> [WHAT YOU NEED TO DO] Extract the full set of records, then give each one again exactly.

> [PROVIDED DATA]
##############################

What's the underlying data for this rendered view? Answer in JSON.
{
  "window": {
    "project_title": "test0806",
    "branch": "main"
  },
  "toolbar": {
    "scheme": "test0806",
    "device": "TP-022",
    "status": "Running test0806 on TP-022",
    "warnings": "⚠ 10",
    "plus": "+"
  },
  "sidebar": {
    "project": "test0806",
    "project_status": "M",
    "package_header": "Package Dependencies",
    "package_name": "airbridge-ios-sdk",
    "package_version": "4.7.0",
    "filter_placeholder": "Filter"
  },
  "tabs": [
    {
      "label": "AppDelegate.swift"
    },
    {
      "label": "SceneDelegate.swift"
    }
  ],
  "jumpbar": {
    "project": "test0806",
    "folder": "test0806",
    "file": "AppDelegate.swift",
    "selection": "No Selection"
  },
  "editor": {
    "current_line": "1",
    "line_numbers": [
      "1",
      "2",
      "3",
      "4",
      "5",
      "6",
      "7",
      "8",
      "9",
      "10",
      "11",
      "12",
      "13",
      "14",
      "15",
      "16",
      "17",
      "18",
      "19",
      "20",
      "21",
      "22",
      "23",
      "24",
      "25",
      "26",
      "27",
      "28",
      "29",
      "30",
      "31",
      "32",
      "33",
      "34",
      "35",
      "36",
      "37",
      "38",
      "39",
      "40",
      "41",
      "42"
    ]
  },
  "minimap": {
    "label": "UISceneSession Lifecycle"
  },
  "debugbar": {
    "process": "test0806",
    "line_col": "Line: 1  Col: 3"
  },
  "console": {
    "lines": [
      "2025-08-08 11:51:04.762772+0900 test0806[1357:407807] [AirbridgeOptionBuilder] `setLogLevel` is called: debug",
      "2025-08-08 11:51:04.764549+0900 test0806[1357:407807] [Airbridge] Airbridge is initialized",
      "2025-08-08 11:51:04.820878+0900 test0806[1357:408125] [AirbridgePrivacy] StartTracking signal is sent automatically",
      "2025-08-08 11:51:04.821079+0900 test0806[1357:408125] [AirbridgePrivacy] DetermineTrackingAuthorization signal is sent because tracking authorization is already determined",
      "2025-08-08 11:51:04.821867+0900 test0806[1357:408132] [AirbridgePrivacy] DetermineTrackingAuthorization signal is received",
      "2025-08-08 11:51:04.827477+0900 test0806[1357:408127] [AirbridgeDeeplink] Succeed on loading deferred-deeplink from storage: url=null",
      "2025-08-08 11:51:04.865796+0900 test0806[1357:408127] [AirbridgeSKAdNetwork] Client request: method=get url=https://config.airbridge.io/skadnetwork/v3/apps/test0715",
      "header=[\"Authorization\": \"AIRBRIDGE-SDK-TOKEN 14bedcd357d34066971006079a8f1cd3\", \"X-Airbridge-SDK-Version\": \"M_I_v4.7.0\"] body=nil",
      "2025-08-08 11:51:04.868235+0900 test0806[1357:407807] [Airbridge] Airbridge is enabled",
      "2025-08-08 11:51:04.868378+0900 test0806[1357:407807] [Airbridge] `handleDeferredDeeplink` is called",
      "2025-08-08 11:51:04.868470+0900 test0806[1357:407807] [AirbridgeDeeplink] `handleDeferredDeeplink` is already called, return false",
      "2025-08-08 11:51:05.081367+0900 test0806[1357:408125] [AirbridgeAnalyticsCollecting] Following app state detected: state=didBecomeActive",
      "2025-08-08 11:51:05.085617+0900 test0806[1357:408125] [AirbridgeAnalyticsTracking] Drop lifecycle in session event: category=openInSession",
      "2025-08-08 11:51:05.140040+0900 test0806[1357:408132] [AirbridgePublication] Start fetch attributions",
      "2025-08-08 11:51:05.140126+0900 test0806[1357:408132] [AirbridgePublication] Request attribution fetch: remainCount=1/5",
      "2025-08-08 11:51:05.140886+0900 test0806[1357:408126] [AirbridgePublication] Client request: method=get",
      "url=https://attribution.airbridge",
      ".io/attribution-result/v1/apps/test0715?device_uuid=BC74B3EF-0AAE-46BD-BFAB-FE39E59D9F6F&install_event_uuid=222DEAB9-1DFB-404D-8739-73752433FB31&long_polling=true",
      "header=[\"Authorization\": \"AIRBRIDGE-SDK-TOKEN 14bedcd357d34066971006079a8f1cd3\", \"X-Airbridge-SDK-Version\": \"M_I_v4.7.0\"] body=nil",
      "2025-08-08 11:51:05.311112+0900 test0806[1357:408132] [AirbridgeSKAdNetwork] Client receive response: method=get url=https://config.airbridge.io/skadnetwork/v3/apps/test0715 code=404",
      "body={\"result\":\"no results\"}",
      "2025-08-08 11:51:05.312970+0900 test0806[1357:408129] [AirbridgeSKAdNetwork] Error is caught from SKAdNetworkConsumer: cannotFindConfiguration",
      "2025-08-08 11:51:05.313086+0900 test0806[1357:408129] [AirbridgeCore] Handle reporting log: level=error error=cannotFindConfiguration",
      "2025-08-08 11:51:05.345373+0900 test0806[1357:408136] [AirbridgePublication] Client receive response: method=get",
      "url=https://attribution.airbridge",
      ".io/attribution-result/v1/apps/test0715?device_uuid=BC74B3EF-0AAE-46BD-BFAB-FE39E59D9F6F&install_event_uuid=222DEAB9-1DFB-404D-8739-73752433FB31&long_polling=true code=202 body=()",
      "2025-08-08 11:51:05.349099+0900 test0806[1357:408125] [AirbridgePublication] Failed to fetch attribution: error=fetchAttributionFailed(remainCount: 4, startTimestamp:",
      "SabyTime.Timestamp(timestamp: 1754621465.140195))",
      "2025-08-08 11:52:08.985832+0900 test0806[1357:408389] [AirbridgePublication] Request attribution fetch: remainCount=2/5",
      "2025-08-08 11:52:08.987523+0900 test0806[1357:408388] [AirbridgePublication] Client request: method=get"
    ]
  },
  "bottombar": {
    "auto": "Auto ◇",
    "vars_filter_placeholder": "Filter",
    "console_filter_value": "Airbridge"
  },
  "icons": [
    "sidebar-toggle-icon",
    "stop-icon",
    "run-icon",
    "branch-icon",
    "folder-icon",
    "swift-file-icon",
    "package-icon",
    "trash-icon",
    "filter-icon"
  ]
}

##############################

> [ANSWER FOR THE TASK]
What's the underlying data for this rendered view? Answer in JSON.
{
  "window": {
    "project_title": "test0806",
    "branch": "main"
  },
  "toolbar": {
    "scheme": "test0806",
    "device": "TP-022",
    "status": "Running test0806 on TP-022",
    "warnings": "⚠ 10",
    "plus": "+"
  },
  "sidebar": {
    "project": "test0806",
    "project_status": "M",
    "package_header": "Package Dependencies",
    "package_name": "airbridge-ios-sdk",
    "package_version": "4.7.0",
    "filter_placeholder": "Filter"
  },
  "tabs": [
    {
      "label": "AppDelegate.swift"
    },
    {
      "label": "SceneDelegate.swift"
    }
  ],
  "jumpbar": {
    "project": "test0806",
    "folder": "test0806",
    "file": "AppDelegate.swift",
    "selection": "No Selection"
  },
  "editor": {
    "current_line": "1",
    "line_numbers": [
      "1",
      "2",
      "3",
      "4",
      "5",
      "6",
      "7",
      "8",
      "9",
      "10",
      "11",
      "12",
      "13",
      "14",
      "15",
      "16",
      "17",
      "18",
      "19",
      "20",
      "21",
      "22",
      "23",
      "24",
      "25",
      "26",
      "27",
      "28",
      "29",
      "30",
      "31",
      "32",
      "33",
      "34",
      "35",
      "36",
      "37",
      "38",
      "39",
      "40",
      "41",
      "42"
    ]
  },
  "minimap": {
    "label": "UISceneSession Lifecycle"
  },
  "debugbar": {
    "process": "test0806",
    "line_col": "Line: 1  Col: 3"
  },
  "console": {
    "lines": [
      "2025-08-08 11:51:04.762772+0900 test0806[1357:407807] [AirbridgeOptionBuilder] `setLogLevel` is called: debug",
      "2025-08-08 11:51:04.764549+0900 test0806[1357:407807] [Airbridge] Airbridge is initialized",
      "2025-08-08 11:51:04.820878+0900 test0806[1357:408125] [AirbridgePrivacy] StartTracking signal is sent automatically",
      "2025-08-08 11:51:04.821079+0900 test0806[1357:408125] [AirbridgePrivacy] DetermineTrackingAuthorization signal is sent because tracking authorization is already determined",
      "2025-08-08 11:51:04.821867+0900 test0806[1357:408132] [AirbridgePrivacy] DetermineTrackingAuthorization signal is received",
      "2025-08-08 11:51:04.827477+0900 test0806[1357:408127] [AirbridgeDeeplink] Succeed on loading deferred-deeplink from storage: url=null",
      "2025-08-08 11:51:04.865796+0900 test0806[1357:408127] [AirbridgeSKAdNetwork] Client request: method=get url=https://config.airbridge.io/skadnetwork/v3/apps/test0715",
      "header=[\"Authorization\": \"AIRBRIDGE-SDK-TOKEN 14bedcd357d34066971006079a8f1cd3\", \"X-Airbridge-SDK-Version\": \"M_I_v4.7.0\"] body=nil",
      "2025-08-08 11:51:04.868235+0900 test0806[1357:407807] [Airbridge] Airbridge is enabled",
      "2025-08-08 11:51:04.868378+0900 test0806[1357:407807] [Airbridge] `handleDeferredDeeplink` is called",
      "2025-08-08 11:51:04.868470+0900 test0806[1357:407807] [AirbridgeDeeplink] `handleDeferredDeeplink` is already called, return false",
      "2025-08-08 11:51:05.081367+0900 test0806[1357:408125] [AirbridgeAnalyticsCollecting] Following app state detected: state=didBecomeActive",
      "2025-08-08 11:51:05.085617+0900 test0806[1357:408125] [AirbridgeAnalyticsTracking] Drop lifecycle in session event: category=openInSession",
      "2025-08-08 11:51:05.140040+0900 test0806[1357:408132] [AirbridgePublication] Start fetch attributions",
      "2025-08-08 11:51:05.140126+0900 test0806[1357:408132] [AirbridgePublication] Request attribution fetch: remainCount=1/5",
      "2025-08-08 11:51:05.140886+0900 test0806[1357:408126] [AirbridgePublication] Client request: method=get",
      "url=https://attribution.airbridge",
      ".io/attribution-result/v1/apps/test0715?device_uuid=BC74B3EF-0AAE-46BD-BFAB-FE39E59D9F6F&install_event_uuid=222DEAB9-1DFB-404D-8739-73752433FB31&long_polling=true",
      "header=[\"Authorization\": \"AIRBRIDGE-SDK-TOKEN 14bedcd357d34066971006079a8f1cd3\", \"X-Airbridge-SDK-Version\": \"M_I_v4.7.0\"] body=nil",
      "2025-08-08 11:51:05.311112+0900 test0806[1357:408132] [AirbridgeSKAdNetwork] Client receive response: method=get url=https://config.airbridge.io/skadnetwork/v3/apps/test0715 code=404",
      "body={\"result\":\"no results\"}",
      "2025-08-08 11:51:05.312970+0900 test0806[1357:408129] [AirbridgeSKAdNetwork] Error is caught from SKAdNetworkConsumer: cannotFindConfiguration",
      "2025-08-08 11:51:05.313086+0900 test0806[1357:408129] [AirbridgeCore] Handle reporting log: level=error error=cannotFindConfiguration",
      "2025-08-08 11:51:05.345373+0900 test0806[1357:408136] [AirbridgePublication] Client receive response: method=get",
      "url=https://attribution.airbridge",
      ".io/attribution-result/v1/apps/test0715?device_uuid=BC74B3EF-0AAE-46BD-BFAB-FE39E59D9F6F&install_event_uuid=222DEAB9-1DFB-404D-8739-73752433FB31&long_polling=true code=202 body=()",
      "2025-08-08 11:51:05.349099+0900 test0806[1357:408125] [AirbridgePublication] Failed to fetch attribution: error=fetchAttributionFailed(remainCount: 4, startTimestamp:",
      "SabyTime.Timestamp(timestamp: 1754621465.140195))",
      "2025-08-08 11:52:08.985832+0900 test0806[1357:408389] [AirbridgePublication] Request attribution fetch: remainCount=2/5",
      "2025-08-08 11:52:08.987523+0900 test0806[1357:408388] [AirbridgePublication] Client request: method=get"
    ]
  },
  "bottombar": {
    "auto": "Auto ◇",
    "vars_filter_placeholder": "Filter",
    "console_filter_value": "Airbridge"
  },
  "icons": [
    "sidebar-toggle-icon",
    "stop-icon",
    "run-icon",
    "branch-icon",
    "folder-icon",
    "swift-file-icon",
    "package-icon",
    "trash-icon",
    "filter-icon"
  ]
}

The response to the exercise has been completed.